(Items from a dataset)
== == ==

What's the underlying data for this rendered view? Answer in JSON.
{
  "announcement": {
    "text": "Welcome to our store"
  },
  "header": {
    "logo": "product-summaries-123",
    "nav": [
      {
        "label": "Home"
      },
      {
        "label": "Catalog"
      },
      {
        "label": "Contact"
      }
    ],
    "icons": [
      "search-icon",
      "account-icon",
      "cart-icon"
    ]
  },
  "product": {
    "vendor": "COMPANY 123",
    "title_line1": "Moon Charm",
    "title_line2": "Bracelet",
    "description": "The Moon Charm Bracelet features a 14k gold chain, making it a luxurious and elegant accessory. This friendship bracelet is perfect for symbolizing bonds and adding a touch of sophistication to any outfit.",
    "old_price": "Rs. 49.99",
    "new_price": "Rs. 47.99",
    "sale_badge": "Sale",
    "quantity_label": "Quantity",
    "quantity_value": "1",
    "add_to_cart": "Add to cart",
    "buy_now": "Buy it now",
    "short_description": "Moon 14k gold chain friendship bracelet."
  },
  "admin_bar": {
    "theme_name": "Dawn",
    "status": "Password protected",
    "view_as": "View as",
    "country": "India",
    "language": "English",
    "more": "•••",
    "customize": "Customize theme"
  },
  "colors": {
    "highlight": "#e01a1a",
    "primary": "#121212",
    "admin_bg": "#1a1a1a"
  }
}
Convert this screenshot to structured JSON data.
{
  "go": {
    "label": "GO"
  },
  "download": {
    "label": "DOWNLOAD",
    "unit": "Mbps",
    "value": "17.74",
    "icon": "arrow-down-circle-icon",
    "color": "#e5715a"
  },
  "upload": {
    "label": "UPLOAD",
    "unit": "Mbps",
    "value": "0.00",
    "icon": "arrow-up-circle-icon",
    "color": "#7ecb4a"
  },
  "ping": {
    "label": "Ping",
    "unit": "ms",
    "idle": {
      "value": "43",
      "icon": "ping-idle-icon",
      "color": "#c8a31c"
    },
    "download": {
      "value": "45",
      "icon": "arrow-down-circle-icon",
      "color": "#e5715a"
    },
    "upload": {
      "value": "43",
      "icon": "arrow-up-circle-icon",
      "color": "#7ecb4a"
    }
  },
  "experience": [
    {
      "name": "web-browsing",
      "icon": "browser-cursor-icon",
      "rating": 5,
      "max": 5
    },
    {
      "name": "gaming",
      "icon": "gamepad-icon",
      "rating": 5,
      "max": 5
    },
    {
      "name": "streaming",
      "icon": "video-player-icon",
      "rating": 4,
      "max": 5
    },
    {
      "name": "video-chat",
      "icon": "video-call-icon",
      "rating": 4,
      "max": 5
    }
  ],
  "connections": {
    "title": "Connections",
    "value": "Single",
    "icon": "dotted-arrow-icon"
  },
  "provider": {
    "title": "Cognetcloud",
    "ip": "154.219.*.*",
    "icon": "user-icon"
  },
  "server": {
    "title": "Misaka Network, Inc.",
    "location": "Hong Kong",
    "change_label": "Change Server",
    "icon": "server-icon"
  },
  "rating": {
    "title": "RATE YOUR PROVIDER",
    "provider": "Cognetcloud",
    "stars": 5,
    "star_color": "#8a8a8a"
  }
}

== == ==

Aim of the task
Identify each line in the entries with the word "video" and copy it.

The reply
      "icon": "video-player-icon",
      "name": "video-chat",
      "icon": "video-call-icon",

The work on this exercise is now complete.